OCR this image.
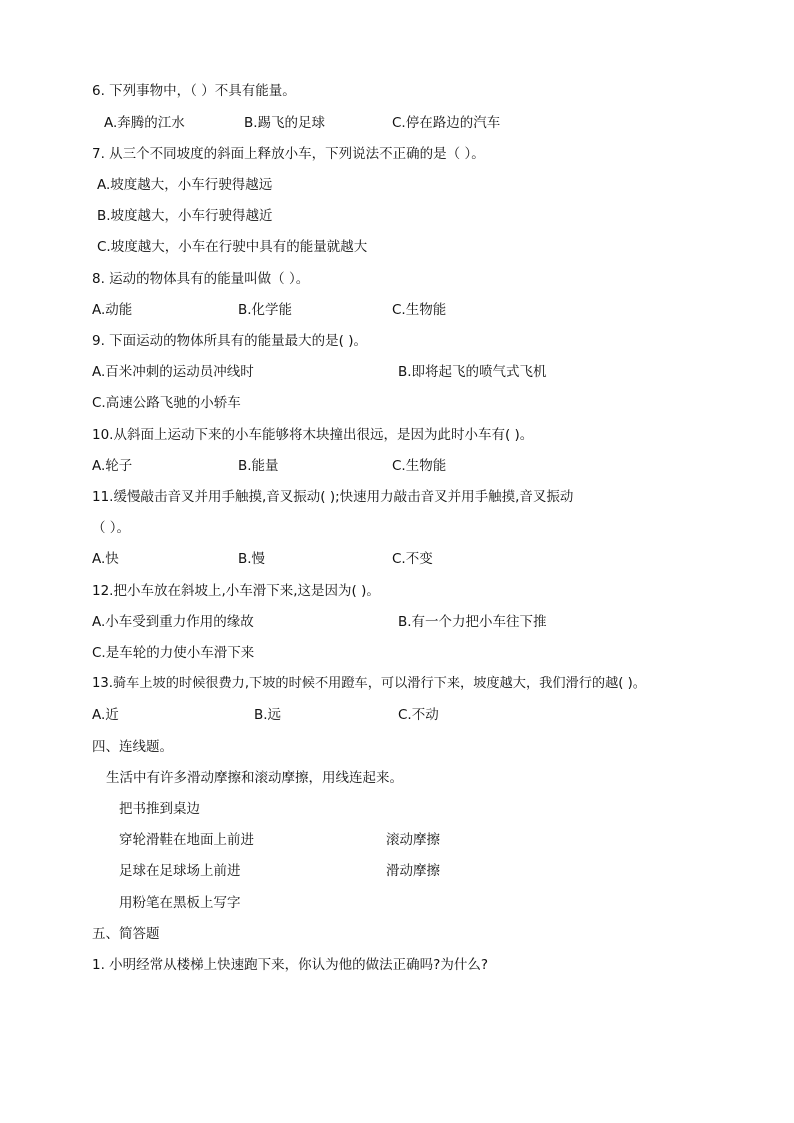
6. 下列事物中，（ ）不具有能量。
A.奔腾的江水	B.踢飞的足球	C.停在路边的汽车
7. 从三个不同坡度的斜面上释放小车，下列说法不正确的是（ ）。
A.坡度越大，小车行驶得越远
B.坡度越大，小车行驶得越近
C.坡度越大，小车在行驶中具有的能量就越大
8. 运动的物体具有的能量叫做（ ）。
A.动能	B.化学能	C.生物能
9. 下面运动的物体所具有的能量最大的是( )。
A.百米冲刺的运动员冲线时	B.即将起飞的喷气式飞机
C.高速公路飞驰的小轿车
10.从斜面上运动下来的小车能够将木块撞出很远，是因为此时小车有( )。
A.轮子	B.能量	C.生物能
11.缓慢敲击音叉并用手触摸,音叉振动( );快速用力敲击音叉并用手触摸,音叉振动
（ ）。
A.快	B.慢	C.不变
12.把小车放在斜坡上,小车滑下来,这是因为( )。
A.小车受到重力作用的缘故	B.有一个力把小车往下推
C.是车轮的力使小车滑下来
13.骑车上坡的时候很费力,下坡的时候不用蹬车，可以滑行下来，坡度越大，我们滑行的越( )。
A.近	B.远	C.不动
四、连线题。
生活中有许多滑动摩擦和滚动摩擦，用线连起来。
把书推到桌边
穿轮滑鞋在地面上前进	滚动摩擦
足球在足球场上前进	滑动摩擦
用粉笔在黑板上写字
五、简答题
1. 小明经常从楼梯上快速跑下来，你认为他的做法正确吗?为什么?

━━━━━━━━━━━━━━━━

• Exercise brief: Give every record back exactly as it reads, with no images.

• Complete answer:
OCR this image.
6. 下列事物中，（ ）不具有能量。
A.奔腾的江水	B.踢飞的足球	C.停在路边的汽车
7. 从三个不同坡度的斜面上释放小车，下列说法不正确的是（ ）。
A.坡度越大，小车行驶得越远
B.坡度越大，小车行驶得越近
C.坡度越大，小车在行驶中具有的能量就越大
8. 运动的物体具有的能量叫做（ ）。
A.动能	B.化学能	C.生物能
9. 下面运动的物体所具有的能量最大的是( )。
A.百米冲刺的运动员冲线时	B.即将起飞的喷气式飞机
C.高速公路飞驰的小轿车
10.从斜面上运动下来的小车能够将木块撞出很远，是因为此时小车有( )。
A.轮子	B.能量	C.生物能
11.缓慢敲击音叉并用手触摸,音叉振动( );快速用力敲击音叉并用手触摸,音叉振动
（ ）。
A.快	B.慢	C.不变
12.把小车放在斜坡上,小车滑下来,这是因为( )。
A.小车受到重力作用的缘故	B.有一个力把小车往下推
C.是车轮的力使小车滑下来
13.骑车上坡的时候很费力,下坡的时候不用蹬车，可以滑行下来，坡度越大，我们滑行的越( )。
A.近	B.远	C.不动
四、连线题。
生活中有许多滑动摩擦和滚动摩擦，用线连起来。
把书推到桌边
穿轮滑鞋在地面上前进	滚动摩擦
足球在足球场上前进	滑动摩擦
用粉笔在黑板上写字
五、简答题
1. 小明经常从楼梯上快速跑下来，你认为他的做法正确吗?为什么?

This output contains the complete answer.